### Exercise task
Transcribe every entry word for word. Skip the pictures.

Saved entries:
================================
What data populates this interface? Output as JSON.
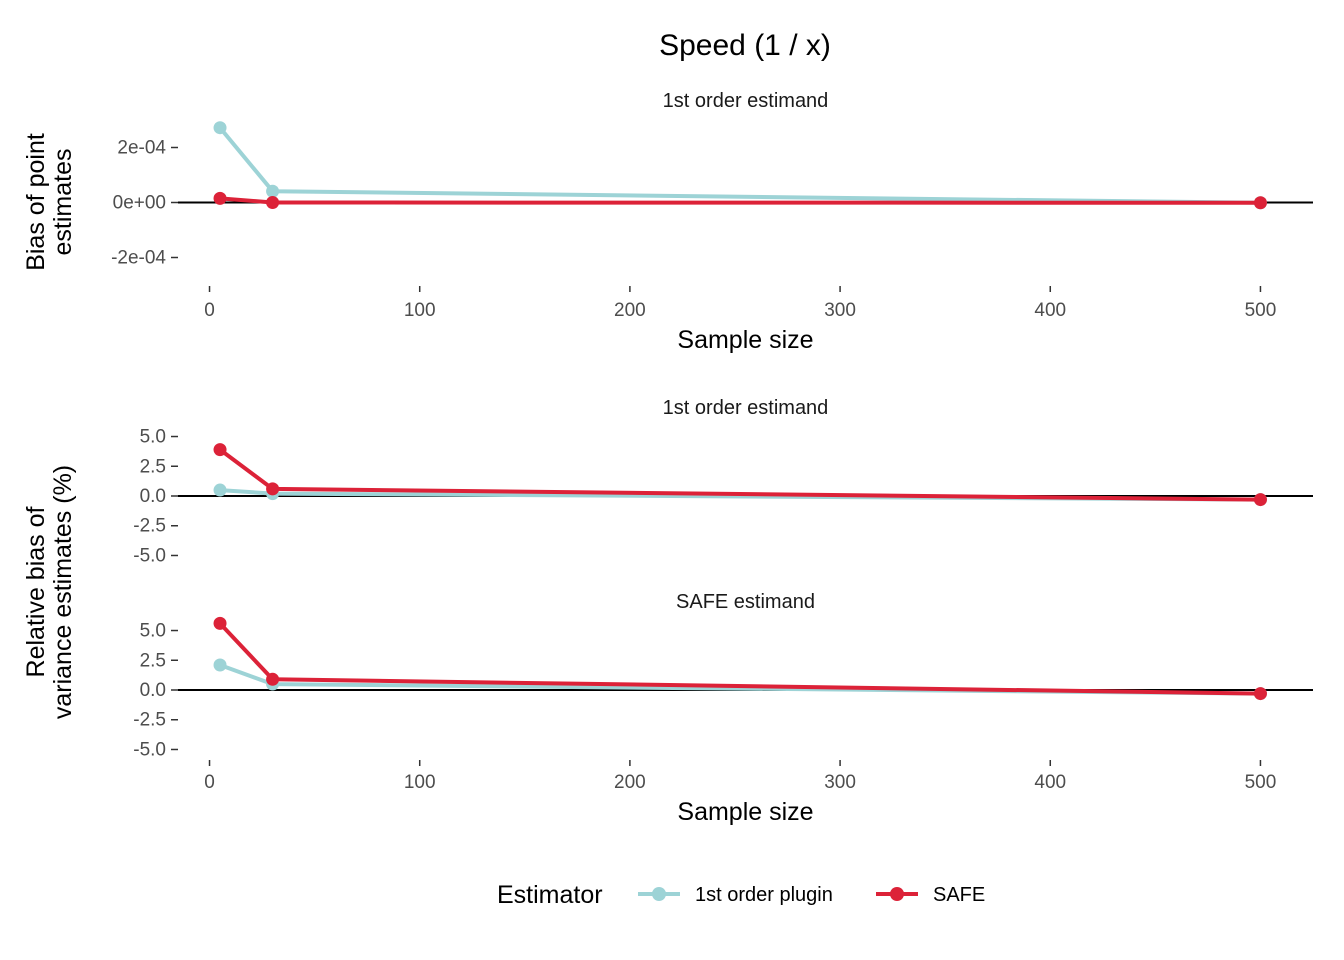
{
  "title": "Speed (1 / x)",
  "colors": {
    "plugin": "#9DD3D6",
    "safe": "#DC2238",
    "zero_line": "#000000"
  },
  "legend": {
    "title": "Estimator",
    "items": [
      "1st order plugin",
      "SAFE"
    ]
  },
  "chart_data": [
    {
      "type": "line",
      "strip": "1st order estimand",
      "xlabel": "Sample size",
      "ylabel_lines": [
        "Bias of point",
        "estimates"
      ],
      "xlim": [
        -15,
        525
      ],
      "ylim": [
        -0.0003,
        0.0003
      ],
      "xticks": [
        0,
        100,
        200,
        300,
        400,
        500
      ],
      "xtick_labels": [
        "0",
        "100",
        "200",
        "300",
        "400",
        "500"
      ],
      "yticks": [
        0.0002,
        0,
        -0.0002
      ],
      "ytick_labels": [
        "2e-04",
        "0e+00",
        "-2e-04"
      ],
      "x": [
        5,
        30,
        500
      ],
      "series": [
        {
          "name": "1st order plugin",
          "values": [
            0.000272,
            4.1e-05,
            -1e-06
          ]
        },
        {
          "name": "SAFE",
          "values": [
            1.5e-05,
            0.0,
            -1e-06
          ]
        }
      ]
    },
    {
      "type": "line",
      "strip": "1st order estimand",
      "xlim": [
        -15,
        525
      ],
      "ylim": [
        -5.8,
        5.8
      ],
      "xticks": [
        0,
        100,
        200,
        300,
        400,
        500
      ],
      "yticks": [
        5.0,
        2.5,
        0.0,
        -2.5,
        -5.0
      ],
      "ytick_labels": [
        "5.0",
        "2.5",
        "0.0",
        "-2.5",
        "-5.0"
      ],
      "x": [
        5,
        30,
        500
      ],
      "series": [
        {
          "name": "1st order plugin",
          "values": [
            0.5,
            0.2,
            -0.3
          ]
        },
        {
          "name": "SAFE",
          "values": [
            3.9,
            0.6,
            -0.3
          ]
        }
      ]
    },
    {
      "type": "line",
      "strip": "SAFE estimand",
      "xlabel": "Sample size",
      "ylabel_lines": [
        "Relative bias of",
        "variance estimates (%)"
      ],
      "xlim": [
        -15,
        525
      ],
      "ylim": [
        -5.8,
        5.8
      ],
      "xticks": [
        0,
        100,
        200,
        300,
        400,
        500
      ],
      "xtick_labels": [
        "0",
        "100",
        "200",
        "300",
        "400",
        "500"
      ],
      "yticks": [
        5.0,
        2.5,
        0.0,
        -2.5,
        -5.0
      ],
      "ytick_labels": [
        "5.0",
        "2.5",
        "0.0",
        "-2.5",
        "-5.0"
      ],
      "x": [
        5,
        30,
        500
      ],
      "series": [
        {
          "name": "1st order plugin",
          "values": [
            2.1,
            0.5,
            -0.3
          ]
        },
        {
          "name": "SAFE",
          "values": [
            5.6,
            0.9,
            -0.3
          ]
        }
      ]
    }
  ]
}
================================
### Exercise output
What data populates this interface? Output as JSON.
{
  "title": "Speed (1 / x)",
  "colors": {
    "plugin": "#9DD3D6",
    "safe": "#DC2238",
    "zero_line": "#000000"
  },
  "legend": {
    "title": "Estimator",
    "items": [
      "1st order plugin",
      "SAFE"
    ]
  },
  "chart_data": [
    {
      "type": "line",
      "strip": "1st order estimand",
      "xlabel": "Sample size",
      "ylabel_lines": [
        "Bias of point",
        "estimates"
      ],
      "xlim": [
        -15,
        525
      ],
      "ylim": [
        -0.0003,
        0.0003
      ],
      "xticks": [
        0,
        100,
        200,
        300,
        400,
        500
      ],
      "xtick_labels": [
        "0",
        "100",
        "200",
        "300",
        "400",
        "500"
      ],
      "yticks": [
        0.0002,
        0,
        -0.0002
      ],
      "ytick_labels": [
        "2e-04",
        "0e+00",
        "-2e-04"
      ],
      "x": [
        5,
        30,
        500
      ],
      "series": [
        {
          "name": "1st order plugin",
          "values": [
            0.000272,
            4.1e-05,
            -1e-06
          ]
        },
        {
          "name": "SAFE",
          "values": [
            1.5e-05,
            0.0,
            -1e-06
          ]
        }
      ]
    },
    {
      "type": "line",
      "strip": "1st order estimand",
      "xlim": [
        -15,
        525
      ],
      "ylim": [
        -5.8,
        5.8
      ],
      "xticks": [
        0,
        100,
        200,
        300,
        400,
        500
      ],
      "yticks": [
        5.0,
        2.5,
        0.0,
        -2.5,
        -5.0
      ],
      "ytick_labels": [
        "5.0",
        "2.5",
        "0.0",
        "-2.5",
        "-5.0"
      ],
      "x": [
        5,
        30,
        500
      ],
      "series": [
        {
          "name": "1st order plugin",
          "values": [
            0.5,
            0.2,
            -0.3
          ]
        },
        {
          "name": "SAFE",
          "values": [
            3.9,
            0.6,
            -0.3
          ]
        }
      ]
    },
    {
      "type": "line",
      "strip": "SAFE estimand",
      "xlabel": "Sample size",
      "ylabel_lines": [
        "Relative bias of",
        "variance estimates (%)"
      ],
      "xlim": [
        -15,
        525
      ],
      "ylim": [
        -5.8,
        5.8
      ],
      "xticks": [
        0,
        100,
        200,
        300,
        400,
        500
      ],
      "xtick_labels": [
        "0",
        "100",
        "200",
        "300",
        "400",
        "500"
      ],
      "yticks": [
        5.0,
        2.5,
        0.0,
        -2.5,
        -5.0
      ],
      "ytick_labels": [
        "5.0",
        "2.5",
        "0.0",
        "-2.5",
        "-5.0"
      ],
      "x": [
        5,
        30,
        500
      ],
      "series": [
        {
          "name": "1st order plugin",
          "values": [
            2.1,
            0.5,
            -0.3
          ]
        },
        {
          "name": "SAFE",
          "values": [
            5.6,
            0.9,
            -0.3
          ]
        }
      ]
    }
  ]
}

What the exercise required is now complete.